Figure collection entries:
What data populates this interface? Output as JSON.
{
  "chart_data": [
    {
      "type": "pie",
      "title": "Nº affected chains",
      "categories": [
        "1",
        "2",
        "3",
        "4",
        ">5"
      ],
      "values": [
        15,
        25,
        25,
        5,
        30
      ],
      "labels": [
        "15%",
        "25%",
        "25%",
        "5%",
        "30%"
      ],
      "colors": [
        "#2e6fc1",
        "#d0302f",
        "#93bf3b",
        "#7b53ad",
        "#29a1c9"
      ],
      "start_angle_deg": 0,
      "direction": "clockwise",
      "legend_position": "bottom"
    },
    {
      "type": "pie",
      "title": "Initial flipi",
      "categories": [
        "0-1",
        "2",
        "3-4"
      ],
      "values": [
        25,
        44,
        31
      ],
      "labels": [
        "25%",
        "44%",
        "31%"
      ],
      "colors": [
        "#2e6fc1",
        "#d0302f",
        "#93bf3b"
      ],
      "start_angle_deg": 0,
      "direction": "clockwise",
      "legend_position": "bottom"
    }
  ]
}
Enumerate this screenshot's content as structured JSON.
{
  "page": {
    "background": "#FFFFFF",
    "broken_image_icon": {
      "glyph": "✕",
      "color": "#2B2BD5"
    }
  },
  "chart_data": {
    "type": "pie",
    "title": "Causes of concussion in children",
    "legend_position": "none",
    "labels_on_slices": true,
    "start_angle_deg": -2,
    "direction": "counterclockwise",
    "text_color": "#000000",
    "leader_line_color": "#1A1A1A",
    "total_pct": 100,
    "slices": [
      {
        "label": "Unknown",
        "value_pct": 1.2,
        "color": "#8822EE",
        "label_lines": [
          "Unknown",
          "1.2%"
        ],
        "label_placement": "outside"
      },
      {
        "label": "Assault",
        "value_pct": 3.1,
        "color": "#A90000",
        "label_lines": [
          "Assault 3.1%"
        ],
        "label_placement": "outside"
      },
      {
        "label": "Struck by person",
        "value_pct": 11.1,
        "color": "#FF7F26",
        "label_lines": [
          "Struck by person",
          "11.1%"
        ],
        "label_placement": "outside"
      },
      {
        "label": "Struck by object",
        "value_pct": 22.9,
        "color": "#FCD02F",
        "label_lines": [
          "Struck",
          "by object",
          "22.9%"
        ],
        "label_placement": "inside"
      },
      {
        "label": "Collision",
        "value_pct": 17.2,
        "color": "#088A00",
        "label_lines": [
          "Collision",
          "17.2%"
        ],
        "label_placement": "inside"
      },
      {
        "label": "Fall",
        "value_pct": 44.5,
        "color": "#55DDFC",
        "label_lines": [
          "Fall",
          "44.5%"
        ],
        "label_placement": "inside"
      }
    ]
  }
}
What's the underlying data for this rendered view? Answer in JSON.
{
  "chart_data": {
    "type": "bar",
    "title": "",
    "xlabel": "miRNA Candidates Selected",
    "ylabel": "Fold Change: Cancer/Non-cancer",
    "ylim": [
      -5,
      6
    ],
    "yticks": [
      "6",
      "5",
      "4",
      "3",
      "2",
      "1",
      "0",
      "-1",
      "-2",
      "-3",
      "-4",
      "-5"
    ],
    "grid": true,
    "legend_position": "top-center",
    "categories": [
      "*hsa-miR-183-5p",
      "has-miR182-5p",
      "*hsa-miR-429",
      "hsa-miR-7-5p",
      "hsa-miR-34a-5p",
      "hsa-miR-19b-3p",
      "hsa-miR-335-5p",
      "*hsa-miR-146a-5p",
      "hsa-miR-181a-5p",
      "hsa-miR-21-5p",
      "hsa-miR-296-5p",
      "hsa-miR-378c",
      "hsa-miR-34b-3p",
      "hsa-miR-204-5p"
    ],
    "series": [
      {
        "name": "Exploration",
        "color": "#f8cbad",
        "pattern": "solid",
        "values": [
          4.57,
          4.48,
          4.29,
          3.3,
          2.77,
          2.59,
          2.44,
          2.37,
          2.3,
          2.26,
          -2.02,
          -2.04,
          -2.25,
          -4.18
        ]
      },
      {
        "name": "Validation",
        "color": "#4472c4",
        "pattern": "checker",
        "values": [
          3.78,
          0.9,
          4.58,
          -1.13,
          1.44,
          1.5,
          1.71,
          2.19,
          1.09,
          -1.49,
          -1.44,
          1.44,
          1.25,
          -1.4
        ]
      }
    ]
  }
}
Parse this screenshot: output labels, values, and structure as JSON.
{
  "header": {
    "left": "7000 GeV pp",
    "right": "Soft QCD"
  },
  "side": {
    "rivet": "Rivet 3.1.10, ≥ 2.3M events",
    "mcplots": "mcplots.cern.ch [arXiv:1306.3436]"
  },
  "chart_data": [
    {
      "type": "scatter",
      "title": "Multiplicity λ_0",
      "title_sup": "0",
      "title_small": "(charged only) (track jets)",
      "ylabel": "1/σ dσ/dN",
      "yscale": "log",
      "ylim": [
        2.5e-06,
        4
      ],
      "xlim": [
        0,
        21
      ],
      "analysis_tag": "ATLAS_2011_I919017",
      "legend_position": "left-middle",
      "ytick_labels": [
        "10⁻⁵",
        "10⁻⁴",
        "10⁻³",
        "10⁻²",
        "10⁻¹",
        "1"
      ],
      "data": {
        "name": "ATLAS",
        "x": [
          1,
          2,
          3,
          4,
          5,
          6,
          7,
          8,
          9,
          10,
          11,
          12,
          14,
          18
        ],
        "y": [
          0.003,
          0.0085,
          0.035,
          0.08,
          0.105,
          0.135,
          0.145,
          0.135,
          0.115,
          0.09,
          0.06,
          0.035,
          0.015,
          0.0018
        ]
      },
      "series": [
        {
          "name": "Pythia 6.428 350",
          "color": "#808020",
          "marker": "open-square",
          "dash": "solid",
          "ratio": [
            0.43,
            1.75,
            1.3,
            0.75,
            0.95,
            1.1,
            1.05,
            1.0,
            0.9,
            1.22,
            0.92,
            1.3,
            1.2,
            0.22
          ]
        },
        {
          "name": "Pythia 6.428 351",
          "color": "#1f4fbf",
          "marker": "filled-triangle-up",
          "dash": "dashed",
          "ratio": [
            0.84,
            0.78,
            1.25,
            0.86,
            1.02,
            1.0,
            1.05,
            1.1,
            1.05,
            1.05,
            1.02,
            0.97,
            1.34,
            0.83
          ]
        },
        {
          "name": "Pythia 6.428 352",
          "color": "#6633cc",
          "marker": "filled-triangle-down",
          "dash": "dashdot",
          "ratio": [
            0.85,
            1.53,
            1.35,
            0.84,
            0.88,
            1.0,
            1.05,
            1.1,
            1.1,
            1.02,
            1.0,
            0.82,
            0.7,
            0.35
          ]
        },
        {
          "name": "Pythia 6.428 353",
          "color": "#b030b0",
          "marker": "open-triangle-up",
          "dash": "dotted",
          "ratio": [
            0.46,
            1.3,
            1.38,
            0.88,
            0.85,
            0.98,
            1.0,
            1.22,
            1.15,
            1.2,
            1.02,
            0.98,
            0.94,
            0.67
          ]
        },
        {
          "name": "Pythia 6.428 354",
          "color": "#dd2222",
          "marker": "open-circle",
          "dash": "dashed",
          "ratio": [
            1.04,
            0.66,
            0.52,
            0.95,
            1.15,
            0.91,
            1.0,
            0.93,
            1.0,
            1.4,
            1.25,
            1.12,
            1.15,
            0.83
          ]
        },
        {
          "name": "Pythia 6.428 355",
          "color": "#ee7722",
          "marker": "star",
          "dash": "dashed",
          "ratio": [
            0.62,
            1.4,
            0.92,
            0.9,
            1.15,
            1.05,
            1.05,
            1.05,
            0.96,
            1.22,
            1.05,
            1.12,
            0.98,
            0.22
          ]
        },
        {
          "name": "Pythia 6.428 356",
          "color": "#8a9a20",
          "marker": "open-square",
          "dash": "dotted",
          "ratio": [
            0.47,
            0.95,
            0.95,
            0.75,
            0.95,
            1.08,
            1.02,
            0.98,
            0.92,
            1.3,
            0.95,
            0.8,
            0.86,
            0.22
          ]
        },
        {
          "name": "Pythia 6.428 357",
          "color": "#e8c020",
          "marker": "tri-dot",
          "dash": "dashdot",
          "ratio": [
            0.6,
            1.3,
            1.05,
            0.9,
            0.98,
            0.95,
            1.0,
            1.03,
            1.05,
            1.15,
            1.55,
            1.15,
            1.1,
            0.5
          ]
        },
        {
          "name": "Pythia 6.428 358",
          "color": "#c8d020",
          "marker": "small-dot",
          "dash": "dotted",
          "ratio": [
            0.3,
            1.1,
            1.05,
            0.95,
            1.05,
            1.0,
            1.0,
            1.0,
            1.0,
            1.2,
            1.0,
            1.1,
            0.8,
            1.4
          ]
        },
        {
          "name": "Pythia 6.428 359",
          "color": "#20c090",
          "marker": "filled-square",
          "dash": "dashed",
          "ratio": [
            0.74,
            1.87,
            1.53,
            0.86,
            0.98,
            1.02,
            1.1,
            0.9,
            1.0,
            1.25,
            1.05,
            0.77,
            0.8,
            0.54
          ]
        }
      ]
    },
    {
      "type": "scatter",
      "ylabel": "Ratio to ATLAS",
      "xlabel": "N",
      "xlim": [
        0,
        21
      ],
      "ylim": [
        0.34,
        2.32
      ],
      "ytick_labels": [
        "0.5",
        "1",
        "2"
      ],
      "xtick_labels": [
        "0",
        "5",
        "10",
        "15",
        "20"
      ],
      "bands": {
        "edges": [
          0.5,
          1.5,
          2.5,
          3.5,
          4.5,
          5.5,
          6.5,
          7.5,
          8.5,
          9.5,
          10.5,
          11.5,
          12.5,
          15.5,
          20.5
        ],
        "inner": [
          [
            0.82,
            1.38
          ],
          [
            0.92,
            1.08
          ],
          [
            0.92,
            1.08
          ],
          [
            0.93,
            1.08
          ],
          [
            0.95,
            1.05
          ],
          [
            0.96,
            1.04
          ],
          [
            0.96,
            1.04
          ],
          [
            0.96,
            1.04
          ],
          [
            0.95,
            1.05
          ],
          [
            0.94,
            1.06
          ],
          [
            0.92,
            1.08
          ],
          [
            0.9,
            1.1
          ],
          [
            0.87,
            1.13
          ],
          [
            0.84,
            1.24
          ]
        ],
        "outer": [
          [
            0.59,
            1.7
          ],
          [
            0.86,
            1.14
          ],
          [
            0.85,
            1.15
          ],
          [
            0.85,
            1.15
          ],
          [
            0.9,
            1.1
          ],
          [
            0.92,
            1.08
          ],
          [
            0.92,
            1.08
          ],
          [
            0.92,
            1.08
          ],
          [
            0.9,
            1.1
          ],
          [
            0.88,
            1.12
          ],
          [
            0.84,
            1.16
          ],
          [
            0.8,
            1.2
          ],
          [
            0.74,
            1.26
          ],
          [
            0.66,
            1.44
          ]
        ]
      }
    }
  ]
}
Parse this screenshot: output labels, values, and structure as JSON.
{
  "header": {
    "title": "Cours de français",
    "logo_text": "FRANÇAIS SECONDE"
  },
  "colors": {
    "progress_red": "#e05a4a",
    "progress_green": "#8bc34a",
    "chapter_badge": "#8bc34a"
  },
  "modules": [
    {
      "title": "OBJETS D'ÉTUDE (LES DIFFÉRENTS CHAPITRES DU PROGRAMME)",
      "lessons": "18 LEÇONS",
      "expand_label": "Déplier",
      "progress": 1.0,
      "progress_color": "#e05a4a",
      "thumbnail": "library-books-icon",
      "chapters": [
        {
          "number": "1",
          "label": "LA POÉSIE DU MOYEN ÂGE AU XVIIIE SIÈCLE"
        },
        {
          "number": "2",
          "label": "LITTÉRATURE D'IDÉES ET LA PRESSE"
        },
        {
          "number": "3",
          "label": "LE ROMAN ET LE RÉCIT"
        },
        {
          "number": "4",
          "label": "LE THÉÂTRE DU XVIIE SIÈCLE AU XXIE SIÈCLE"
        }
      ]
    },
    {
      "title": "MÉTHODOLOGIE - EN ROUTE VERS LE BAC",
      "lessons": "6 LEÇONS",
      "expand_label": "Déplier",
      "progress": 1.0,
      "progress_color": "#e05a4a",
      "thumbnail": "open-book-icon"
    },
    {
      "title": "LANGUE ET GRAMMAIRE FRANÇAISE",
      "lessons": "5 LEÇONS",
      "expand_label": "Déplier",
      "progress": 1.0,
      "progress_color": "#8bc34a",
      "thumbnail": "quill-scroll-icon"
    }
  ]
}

(DIRECTIONS FOR THIS TASK): Above are the records; copy every line in them that holds the word "thumbnail".

(RESULT):
      "thumbnail": "library-books-icon",
      "thumbnail": "open-book-icon"
      "thumbnail": "quill-scroll-icon"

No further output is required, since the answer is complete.